Flores do Pó
 
 
O sol escaldante do mês de dezembro realçava a beleza da estrada entre Cocal da Estação e o litoral piauiense. A estrada parece um labirinto, obrigando os motoristas a manterem atenção redobrada. Contudo, é possível também apreciar a beleza da natureza em sua forma rústica, misturando pedra em formatos únicos, montanhas, ventos e áreas verdes exuberantes.

Quando se faz o mesmo percurso por várias vezes, já não se espera novidades, temos apenas a pressa para chegar ao destino final, pois a rotina impede a renovação da alma, tornando tudo banal.

E, lá estava eu para mais uma viagem de retorno, como tantas outras´que fiz ao longo do ano. Ao chegar no trecho entre os povoados de Lagoa do Camelo e São Domingos, lembrei-me que tem uns buracos na estrada e, por tradição, eu sempre caio no mesmo buraco, mas desta vez eu não cairia. Cai de novo!

Um pouco mais a frente costuma aparecer algumas crianças que tampam os buracos, o que facilita a vida dos motoristas que por ali trafegam, pois são tantos buracos que só cabe ao motorista escolher em qual cairá. Eu nunca dei dinheiro a essas crianças, pois não lembro de deixar em local de fácil acesso e, por medida de segurança, não acho prudente parar para procurar na bolsa.

Mas, era véspera do Natal e, contrariando as questões de segurança, resolvi parar. Eram três crianças, uma menina de 11 anos de idade, um menino de 14 e dois irmão de 08 e 12 anos. Disseram-me que estão sem aulas presenciais e o dinheiro que ganham dão aos pais. Geralmente serve para comprar alimentos, gás e até o remédio do avô de um deles.

Itens do conjunto de dados armazenados —
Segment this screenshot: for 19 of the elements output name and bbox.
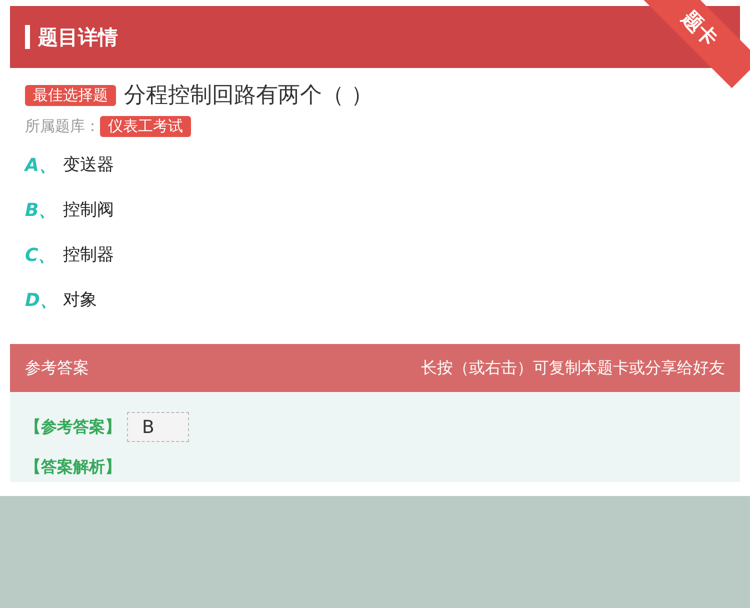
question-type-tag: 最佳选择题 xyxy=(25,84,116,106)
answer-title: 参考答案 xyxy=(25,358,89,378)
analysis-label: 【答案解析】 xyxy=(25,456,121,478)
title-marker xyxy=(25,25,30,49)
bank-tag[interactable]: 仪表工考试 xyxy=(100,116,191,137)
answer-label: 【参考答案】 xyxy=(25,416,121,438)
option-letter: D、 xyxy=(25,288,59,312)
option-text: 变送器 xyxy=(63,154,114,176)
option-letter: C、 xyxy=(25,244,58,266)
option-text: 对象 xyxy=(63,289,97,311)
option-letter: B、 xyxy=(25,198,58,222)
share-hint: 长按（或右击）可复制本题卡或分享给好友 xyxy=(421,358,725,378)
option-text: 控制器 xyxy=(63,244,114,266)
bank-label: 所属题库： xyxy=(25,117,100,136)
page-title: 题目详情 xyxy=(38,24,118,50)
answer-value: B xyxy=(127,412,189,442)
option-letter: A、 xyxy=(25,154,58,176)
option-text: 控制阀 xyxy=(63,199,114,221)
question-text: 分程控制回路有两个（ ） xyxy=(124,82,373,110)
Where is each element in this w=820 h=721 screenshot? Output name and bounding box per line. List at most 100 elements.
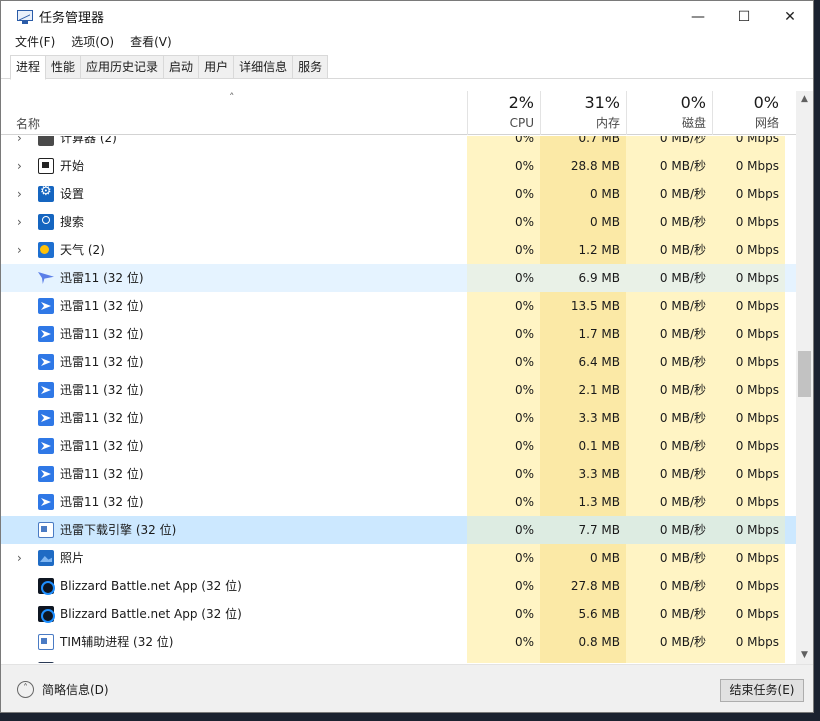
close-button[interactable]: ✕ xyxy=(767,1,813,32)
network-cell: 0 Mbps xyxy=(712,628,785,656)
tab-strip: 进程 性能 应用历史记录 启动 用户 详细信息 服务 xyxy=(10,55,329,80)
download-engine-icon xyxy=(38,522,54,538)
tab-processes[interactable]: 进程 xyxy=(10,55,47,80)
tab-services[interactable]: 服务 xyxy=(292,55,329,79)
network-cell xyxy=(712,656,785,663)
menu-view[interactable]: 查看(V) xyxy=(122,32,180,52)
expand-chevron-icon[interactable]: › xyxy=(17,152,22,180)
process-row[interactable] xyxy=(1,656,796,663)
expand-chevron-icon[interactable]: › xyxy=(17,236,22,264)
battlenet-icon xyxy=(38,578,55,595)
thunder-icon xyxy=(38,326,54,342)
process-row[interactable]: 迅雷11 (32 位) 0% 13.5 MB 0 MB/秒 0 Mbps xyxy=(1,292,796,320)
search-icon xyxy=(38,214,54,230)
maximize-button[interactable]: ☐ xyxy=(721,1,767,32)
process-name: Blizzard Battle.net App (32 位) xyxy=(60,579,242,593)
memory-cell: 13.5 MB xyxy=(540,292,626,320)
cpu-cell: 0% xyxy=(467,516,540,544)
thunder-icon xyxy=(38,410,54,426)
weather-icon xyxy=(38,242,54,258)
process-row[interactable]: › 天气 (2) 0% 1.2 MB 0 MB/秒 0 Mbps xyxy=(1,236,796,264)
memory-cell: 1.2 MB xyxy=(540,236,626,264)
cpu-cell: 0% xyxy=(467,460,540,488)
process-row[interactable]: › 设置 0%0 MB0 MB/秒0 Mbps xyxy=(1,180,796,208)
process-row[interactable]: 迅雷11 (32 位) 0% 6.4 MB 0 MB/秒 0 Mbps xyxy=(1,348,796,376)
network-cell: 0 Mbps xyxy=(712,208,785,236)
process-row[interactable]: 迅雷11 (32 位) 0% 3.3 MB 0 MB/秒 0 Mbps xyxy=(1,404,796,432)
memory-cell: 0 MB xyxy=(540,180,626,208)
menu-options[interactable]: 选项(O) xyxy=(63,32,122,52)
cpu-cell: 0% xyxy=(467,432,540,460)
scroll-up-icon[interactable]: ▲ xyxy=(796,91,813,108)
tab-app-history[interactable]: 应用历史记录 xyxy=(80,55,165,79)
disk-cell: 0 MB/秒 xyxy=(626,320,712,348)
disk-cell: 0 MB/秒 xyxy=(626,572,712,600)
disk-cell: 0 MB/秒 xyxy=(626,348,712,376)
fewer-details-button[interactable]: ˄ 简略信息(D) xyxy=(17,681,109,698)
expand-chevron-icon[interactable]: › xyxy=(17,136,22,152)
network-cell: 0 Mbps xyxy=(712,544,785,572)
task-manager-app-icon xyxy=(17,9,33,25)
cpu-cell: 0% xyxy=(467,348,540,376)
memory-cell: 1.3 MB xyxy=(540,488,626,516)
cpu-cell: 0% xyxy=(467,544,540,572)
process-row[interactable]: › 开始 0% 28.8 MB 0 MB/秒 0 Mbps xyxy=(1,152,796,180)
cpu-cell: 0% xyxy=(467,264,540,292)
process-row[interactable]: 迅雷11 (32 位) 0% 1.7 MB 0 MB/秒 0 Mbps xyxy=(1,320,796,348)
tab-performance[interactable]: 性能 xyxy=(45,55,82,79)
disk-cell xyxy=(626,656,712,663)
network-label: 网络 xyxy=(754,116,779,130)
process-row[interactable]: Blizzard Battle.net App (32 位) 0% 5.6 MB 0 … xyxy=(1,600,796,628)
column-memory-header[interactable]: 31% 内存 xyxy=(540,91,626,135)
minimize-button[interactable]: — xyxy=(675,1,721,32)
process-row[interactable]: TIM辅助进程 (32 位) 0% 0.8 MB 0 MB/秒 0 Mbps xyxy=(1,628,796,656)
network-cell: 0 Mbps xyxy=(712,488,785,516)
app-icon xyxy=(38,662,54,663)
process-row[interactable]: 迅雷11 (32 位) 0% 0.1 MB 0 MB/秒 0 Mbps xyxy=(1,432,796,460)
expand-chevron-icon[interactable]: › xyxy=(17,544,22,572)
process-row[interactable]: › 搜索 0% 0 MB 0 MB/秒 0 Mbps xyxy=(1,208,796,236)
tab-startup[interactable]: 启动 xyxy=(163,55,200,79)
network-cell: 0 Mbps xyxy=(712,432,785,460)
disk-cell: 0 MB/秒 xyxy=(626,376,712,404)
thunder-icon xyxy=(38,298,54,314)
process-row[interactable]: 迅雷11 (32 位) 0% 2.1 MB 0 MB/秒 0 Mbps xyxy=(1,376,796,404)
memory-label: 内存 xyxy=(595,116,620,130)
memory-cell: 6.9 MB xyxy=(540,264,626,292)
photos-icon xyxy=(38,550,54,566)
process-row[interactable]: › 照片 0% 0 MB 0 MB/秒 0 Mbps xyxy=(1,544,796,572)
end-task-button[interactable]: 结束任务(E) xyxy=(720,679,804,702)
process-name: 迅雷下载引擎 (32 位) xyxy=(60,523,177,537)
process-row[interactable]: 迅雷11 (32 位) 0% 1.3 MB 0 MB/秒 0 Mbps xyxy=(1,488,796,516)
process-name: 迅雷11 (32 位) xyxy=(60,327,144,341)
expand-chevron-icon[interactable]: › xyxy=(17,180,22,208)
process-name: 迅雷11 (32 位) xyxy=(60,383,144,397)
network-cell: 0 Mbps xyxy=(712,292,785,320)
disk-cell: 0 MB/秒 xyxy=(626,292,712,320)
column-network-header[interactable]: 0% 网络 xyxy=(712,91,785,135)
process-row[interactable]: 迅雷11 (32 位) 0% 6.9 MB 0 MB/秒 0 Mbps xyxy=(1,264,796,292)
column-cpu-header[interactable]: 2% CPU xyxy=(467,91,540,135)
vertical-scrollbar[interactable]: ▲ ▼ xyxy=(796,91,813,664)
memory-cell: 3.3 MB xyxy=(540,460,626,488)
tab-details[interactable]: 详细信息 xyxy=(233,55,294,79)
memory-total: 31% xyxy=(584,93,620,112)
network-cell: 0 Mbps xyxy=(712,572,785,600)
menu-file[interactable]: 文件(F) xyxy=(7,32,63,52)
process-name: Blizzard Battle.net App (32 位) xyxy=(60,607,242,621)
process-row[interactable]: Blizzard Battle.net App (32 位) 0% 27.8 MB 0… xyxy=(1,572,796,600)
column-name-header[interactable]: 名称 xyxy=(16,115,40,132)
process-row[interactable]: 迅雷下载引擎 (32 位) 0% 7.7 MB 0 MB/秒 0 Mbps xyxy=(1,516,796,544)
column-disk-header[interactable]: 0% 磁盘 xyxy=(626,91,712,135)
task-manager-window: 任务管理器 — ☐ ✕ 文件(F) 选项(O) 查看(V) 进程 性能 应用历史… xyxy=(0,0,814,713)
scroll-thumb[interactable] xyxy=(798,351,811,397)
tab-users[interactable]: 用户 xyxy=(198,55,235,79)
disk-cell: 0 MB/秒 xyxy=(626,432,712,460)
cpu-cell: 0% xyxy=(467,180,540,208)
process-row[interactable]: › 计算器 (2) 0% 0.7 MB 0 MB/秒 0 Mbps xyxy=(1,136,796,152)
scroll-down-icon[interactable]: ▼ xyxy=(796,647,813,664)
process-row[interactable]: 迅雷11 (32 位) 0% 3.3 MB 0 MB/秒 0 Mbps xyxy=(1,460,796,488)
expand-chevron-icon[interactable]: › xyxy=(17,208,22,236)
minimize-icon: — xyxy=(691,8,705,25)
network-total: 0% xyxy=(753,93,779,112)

PROBLEMAS PARA RESOLVER —
a: Diga se cada afirmação concorda com o texto sobre a estrada do litoral piauiense, respondendo sim ou não e citando as palavras do texto que decidem: (i) Desta vez, quem narra conseguiu desviar do buraco de sempre. (ii) As crianças que tampam os buracos estão sem aulas presenciais. (iii) A parada para falar com as crianças aconteceu na véspera do Natal.
b: Dê continuidade ao texto sobre a estrada do litoral piauiense a partir da última frase apresentada.
Os registros não têm relação com o texto sobre a estrada do litoral piauiense.

RESPOSTAS —
a:
(i) Não: "Cai de novo!"
(ii) Sim: "Disseram-me que estão sem aulas presenciais"
(iii) Sim: "Mas, era véspera do Natal"

b:
Elas ficam dentro do mato debaixo de alguma árvore, pois o sol do interior do Piauí é tão intenso que, ao meio dia, tenho a sensação que o sol treme de tão forte! Assim que veem um carro se aproximar, elas pegam as pás e começam a jogar areia nos buracos. As pessoas costumam jogar algum dinheiro pela janela.

Mas, talvez, poucas tenham visto o espetáculo da inocência que vi: naquele instante, houve uma forte ventania, decorrente da mistura da aridez do sertão com a brisa do mar, e  a areia se soltou dos buracos formando redemoinhos, as folhas das árvores beijavam o chão como se fosse uma dança orquestrada; enquanto isso, as crianças sorriam desafiando o vento, eram os sorrisos mais puros do mundo! De gratidão e alegria, sem condicionamento algum.

Bem… eu não podia ficar ali desafiando o redemoinho... continuei minha viagem com um sorriso radiante que há muito não sentia, o sorriso da minha inocência há muito perdida e reencontrada por alguns minutos nos sorrisos daquelas crianças, pequenas flores no meio do pó da estrada.



Imagem do Google.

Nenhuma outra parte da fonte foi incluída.